(Problem details): Restate every line of the material, word for word.

(Data extracted from a collection):
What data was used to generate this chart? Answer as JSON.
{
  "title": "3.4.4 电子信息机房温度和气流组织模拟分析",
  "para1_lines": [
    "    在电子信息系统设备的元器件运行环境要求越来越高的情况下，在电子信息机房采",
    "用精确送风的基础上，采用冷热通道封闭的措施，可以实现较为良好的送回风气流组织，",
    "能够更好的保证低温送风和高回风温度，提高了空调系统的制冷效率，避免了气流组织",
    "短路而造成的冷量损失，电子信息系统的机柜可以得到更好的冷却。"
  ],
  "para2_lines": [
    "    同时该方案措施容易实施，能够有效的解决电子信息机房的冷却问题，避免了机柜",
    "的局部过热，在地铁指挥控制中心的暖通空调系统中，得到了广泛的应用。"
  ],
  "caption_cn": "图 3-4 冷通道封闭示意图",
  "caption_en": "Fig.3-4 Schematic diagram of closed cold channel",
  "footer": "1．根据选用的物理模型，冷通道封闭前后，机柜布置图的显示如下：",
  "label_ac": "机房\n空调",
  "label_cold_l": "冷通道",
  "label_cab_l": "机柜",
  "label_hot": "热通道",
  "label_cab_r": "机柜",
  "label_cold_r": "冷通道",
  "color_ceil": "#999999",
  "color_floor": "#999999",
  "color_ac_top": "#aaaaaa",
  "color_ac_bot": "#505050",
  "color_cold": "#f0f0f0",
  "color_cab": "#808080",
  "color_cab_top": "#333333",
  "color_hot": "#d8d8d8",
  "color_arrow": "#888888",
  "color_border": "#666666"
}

(The solution):
What data was used to generate this chart? Answer as JSON.
{
  "title": "3.4.4 电子信息机房温度和气流组织模拟分析",
  "para1_lines": [
    "    在电子信息系统设备的元器件运行环境要求越来越高的情况下，在电子信息机房采",
    "用精确送风的基础上，采用冷热通道封闭的措施，可以实现较为良好的送回风气流组织，",
    "能够更好的保证低温送风和高回风温度，提高了空调系统的制冷效率，避免了气流组织",
    "短路而造成的冷量损失，电子信息系统的机柜可以得到更好的冷却。"
  ],
  "para2_lines": [
    "    同时该方案措施容易实施，能够有效的解决电子信息机房的冷却问题，避免了机柜",
    "的局部过热，在地铁指挥控制中心的暖通空调系统中，得到了广泛的应用。"
  ],
  "caption_cn": "图 3-4 冷通道封闭示意图",
  "caption_en": "Fig.3-4 Schematic diagram of closed cold channel",
  "footer": "1．根据选用的物理模型，冷通道封闭前后，机柜布置图的显示如下：",
  "label_ac": "机房\n空调",
  "label_cold_l": "冷通道",
  "label_cab_l": "机柜",
  "label_hot": "热通道",
  "label_cab_r": "机柜",
  "label_cold_r": "冷通道",
  "color_ceil": "#999999",
  "color_floor": "#999999",
  "color_ac_top": "#aaaaaa",
  "color_ac_bot": "#505050",
  "color_cold": "#f0f0f0",
  "color_cab": "#808080",
  "color_cab_top": "#333333",
  "color_hot": "#d8d8d8",
  "color_arrow": "#888888",
  "color_border": "#666666"
}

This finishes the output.